_WHAT IS ASKED:_ Pull out the records from the very start through the line that contains "Point xyxy=(483,106,495,112)", including that line, and reproduce those lines exactly.

_Data drawn from a collection:_
⟨

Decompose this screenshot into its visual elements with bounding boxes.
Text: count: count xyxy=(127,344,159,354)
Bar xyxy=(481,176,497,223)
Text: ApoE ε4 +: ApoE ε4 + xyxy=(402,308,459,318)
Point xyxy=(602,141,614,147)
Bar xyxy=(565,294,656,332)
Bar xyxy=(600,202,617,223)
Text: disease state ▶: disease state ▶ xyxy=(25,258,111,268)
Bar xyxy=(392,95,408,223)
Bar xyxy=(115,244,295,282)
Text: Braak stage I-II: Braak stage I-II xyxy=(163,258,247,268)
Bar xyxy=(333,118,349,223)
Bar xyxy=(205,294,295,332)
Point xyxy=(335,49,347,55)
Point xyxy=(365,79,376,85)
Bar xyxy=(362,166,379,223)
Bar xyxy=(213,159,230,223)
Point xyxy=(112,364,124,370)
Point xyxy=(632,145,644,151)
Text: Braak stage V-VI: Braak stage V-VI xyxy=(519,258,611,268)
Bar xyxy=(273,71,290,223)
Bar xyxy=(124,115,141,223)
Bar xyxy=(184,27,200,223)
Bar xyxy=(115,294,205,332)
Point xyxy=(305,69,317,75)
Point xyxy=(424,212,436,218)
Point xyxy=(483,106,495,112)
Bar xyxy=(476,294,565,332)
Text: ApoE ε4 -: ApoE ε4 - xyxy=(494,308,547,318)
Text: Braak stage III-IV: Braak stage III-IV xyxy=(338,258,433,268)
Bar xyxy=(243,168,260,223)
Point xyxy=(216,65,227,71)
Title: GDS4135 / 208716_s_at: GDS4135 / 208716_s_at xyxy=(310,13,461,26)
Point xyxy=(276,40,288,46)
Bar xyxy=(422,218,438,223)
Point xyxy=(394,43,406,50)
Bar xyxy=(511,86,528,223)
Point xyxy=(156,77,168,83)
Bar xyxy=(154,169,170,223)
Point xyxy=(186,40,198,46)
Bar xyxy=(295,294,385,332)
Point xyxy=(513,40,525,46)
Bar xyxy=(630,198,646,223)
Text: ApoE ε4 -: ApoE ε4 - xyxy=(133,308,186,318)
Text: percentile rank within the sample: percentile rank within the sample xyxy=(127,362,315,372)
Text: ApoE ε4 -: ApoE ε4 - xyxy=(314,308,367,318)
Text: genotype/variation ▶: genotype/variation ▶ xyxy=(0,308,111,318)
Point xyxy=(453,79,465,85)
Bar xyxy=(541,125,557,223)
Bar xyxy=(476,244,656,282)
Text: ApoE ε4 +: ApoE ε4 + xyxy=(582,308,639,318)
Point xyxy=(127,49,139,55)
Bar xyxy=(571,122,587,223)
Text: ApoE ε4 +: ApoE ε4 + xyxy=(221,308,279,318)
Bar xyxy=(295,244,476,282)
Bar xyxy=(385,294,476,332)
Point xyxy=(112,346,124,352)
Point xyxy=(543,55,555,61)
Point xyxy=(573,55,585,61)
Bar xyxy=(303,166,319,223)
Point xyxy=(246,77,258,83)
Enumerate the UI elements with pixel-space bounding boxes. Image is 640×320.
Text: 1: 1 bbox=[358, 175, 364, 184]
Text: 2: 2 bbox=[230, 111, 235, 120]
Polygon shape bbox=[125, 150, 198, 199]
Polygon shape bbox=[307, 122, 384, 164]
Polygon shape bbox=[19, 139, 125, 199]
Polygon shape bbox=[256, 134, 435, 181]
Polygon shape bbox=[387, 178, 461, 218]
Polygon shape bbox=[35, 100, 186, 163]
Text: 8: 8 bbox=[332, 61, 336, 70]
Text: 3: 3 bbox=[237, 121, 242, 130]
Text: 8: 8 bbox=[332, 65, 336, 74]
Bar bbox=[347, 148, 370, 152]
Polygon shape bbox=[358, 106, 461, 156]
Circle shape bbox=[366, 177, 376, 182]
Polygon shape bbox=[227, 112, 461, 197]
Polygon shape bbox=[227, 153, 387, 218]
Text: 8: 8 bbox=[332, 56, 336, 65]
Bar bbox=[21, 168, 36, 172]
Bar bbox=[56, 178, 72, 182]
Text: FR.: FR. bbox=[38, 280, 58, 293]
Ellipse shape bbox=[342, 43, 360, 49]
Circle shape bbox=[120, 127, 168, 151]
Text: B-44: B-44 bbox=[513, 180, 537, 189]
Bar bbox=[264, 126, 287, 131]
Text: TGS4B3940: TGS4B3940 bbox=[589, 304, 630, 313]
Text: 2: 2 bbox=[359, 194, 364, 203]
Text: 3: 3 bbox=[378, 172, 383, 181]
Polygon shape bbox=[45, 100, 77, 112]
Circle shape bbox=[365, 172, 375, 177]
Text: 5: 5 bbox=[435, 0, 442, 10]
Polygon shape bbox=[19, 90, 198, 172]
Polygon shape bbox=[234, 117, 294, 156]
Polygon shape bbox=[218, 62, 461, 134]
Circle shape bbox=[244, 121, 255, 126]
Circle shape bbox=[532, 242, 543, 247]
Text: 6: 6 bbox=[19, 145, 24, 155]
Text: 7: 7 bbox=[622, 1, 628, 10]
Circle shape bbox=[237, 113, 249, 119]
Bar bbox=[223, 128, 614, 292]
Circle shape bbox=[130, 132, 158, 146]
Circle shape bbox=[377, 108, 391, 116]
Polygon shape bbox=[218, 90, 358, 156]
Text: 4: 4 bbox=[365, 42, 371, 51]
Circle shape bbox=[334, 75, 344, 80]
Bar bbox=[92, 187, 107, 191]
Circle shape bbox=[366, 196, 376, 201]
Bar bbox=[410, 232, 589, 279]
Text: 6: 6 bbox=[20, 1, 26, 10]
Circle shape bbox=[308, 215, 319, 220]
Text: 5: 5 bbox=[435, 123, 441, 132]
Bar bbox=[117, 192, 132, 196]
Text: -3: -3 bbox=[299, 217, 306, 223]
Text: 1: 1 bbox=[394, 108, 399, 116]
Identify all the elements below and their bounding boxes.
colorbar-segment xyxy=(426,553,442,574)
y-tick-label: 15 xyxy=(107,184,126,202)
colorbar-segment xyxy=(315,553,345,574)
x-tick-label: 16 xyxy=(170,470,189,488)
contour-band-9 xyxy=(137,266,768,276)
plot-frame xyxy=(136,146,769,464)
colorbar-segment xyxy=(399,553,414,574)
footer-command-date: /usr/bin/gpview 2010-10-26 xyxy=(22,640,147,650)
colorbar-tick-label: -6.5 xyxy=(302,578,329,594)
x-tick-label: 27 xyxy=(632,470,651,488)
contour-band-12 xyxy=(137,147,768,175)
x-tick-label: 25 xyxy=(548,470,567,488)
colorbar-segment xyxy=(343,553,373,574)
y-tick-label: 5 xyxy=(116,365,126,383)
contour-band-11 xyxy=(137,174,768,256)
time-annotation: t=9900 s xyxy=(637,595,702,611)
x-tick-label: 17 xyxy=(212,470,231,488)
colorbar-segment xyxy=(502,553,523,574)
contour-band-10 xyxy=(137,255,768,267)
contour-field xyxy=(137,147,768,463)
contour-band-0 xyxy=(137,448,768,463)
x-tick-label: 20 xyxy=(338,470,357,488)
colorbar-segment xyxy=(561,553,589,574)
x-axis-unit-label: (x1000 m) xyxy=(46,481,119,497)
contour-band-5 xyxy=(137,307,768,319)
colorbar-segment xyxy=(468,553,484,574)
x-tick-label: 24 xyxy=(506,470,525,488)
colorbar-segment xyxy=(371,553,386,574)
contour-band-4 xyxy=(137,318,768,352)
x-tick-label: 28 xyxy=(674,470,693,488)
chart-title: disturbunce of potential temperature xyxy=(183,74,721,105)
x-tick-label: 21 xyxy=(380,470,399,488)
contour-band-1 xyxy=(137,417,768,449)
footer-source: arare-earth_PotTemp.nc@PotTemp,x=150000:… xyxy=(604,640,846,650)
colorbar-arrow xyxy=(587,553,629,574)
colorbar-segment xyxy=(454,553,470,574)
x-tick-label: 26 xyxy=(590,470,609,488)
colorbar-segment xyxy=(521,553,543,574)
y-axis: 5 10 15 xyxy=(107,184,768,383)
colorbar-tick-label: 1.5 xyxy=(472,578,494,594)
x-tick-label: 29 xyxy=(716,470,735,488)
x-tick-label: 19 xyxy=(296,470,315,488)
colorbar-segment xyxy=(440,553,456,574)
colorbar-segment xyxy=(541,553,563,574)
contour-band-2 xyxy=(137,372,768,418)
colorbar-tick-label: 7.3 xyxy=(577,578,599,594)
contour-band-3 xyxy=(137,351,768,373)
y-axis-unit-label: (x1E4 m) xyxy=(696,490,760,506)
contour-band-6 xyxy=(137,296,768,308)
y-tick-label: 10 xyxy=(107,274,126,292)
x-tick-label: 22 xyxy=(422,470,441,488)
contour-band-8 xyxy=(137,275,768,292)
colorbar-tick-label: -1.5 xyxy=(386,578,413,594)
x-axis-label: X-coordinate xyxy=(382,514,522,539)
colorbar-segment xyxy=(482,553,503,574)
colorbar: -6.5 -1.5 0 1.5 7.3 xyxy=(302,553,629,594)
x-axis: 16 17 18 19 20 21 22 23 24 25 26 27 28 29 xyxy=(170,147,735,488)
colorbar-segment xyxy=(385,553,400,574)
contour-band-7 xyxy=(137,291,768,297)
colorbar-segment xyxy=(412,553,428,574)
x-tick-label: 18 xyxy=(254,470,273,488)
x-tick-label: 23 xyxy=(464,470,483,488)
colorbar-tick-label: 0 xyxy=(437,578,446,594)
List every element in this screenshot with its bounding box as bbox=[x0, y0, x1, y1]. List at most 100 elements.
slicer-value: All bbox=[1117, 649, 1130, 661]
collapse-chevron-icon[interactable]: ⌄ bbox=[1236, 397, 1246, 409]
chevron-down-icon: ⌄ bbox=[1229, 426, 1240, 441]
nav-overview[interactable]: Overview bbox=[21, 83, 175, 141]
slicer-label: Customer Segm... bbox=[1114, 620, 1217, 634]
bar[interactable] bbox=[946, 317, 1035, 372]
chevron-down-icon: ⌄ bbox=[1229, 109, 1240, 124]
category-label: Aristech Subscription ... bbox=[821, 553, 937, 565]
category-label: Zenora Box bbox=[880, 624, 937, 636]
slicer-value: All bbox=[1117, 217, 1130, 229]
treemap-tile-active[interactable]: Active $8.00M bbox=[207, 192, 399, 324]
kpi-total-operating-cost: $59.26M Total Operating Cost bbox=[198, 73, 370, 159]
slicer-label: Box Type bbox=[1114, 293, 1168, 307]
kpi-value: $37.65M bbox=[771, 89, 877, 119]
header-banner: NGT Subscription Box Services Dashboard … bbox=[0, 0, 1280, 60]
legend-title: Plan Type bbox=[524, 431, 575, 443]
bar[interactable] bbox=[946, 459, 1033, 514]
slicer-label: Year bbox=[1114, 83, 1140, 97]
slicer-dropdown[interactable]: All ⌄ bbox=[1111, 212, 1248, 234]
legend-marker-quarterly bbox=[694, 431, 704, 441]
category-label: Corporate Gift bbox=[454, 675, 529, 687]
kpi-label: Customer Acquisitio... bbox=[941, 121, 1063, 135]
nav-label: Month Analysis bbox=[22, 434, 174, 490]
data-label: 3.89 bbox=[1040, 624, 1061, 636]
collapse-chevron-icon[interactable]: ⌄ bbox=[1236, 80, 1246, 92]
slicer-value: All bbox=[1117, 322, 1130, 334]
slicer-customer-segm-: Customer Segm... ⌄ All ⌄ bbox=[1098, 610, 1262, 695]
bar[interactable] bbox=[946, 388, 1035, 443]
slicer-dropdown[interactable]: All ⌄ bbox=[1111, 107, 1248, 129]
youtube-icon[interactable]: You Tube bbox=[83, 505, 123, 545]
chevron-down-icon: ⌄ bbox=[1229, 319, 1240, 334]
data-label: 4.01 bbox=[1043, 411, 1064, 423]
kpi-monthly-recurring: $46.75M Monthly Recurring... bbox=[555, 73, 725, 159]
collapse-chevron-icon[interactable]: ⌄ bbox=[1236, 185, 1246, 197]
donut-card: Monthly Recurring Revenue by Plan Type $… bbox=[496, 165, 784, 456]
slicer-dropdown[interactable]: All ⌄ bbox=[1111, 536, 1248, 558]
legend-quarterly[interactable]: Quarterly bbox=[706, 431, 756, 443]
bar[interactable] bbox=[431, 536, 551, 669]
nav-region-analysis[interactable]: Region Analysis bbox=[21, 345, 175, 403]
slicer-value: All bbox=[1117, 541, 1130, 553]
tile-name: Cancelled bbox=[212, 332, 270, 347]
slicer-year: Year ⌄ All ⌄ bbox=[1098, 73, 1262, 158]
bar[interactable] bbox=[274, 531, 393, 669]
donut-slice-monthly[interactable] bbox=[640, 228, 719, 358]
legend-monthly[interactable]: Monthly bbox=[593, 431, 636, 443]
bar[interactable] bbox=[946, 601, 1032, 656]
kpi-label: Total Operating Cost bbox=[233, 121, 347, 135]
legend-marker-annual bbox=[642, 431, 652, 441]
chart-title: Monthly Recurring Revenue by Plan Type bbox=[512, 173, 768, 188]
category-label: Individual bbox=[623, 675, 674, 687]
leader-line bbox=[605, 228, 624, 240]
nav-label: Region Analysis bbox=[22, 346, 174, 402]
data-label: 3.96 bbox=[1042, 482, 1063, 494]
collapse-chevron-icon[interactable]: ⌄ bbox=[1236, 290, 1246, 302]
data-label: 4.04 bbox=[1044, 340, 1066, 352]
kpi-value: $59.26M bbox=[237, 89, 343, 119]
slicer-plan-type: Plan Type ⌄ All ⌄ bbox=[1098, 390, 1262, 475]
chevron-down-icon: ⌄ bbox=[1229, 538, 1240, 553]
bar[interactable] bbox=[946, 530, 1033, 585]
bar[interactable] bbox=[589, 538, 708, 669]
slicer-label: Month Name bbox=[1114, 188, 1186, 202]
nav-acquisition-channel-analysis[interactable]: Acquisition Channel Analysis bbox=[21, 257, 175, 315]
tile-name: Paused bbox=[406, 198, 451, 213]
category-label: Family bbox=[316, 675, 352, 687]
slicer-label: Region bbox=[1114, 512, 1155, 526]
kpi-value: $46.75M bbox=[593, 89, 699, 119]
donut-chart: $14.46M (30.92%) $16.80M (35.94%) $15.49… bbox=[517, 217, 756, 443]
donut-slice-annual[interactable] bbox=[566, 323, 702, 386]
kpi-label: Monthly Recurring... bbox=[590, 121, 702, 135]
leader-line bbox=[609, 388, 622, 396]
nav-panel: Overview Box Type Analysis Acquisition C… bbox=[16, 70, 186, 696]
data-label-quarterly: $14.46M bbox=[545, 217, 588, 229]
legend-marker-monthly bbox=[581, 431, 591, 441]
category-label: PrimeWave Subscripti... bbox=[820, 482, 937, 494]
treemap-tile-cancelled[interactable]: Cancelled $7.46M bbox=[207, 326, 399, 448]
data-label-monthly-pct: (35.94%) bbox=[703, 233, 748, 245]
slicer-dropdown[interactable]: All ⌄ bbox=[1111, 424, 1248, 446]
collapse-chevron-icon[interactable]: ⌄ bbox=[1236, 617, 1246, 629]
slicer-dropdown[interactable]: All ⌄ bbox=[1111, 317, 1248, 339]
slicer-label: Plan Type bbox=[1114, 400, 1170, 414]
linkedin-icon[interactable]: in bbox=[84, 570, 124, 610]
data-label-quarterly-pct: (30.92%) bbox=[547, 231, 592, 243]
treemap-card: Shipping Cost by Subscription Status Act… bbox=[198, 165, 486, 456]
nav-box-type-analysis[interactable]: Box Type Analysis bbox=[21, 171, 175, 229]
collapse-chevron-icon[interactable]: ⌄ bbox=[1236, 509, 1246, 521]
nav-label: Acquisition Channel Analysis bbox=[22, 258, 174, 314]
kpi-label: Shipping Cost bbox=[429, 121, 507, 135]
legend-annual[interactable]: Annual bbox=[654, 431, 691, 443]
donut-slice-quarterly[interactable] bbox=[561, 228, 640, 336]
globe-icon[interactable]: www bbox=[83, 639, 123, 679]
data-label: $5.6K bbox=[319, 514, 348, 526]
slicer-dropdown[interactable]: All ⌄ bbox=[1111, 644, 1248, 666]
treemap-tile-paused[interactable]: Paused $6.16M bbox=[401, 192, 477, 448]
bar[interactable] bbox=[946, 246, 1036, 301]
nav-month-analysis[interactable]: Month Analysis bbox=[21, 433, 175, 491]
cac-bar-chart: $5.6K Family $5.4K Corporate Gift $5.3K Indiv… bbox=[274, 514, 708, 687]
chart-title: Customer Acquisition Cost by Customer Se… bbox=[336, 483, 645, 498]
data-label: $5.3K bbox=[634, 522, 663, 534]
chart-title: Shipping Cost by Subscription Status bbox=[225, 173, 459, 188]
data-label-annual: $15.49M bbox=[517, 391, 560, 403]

⟩

_COMPLETED TASK:_
Decompose this screenshot into its visual elements with bounding boxes.
Text: count: count xyxy=(127,344,159,354)
Bar xyxy=(481,176,497,223)
Text: ApoE ε4 +: ApoE ε4 + xyxy=(402,308,459,318)
Point xyxy=(602,141,614,147)
Bar xyxy=(565,294,656,332)
Bar xyxy=(600,202,617,223)
Text: disease state ▶: disease state ▶ xyxy=(25,258,111,268)
Bar xyxy=(392,95,408,223)
Bar xyxy=(115,244,295,282)
Text: Braak stage I-II: Braak stage I-II xyxy=(163,258,247,268)
Bar xyxy=(333,118,349,223)
Bar xyxy=(205,294,295,332)
Point xyxy=(335,49,347,55)
Point xyxy=(365,79,376,85)
Bar xyxy=(362,166,379,223)
Bar xyxy=(213,159,230,223)
Point xyxy=(112,364,124,370)
Point xyxy=(632,145,644,151)
Text: Braak stage V-VI: Braak stage V-VI xyxy=(519,258,611,268)
Bar xyxy=(273,71,290,223)
Bar xyxy=(124,115,141,223)
Bar xyxy=(184,27,200,223)
Bar xyxy=(115,294,205,332)
Point xyxy=(305,69,317,75)
Point xyxy=(424,212,436,218)
Point xyxy=(483,106,495,112)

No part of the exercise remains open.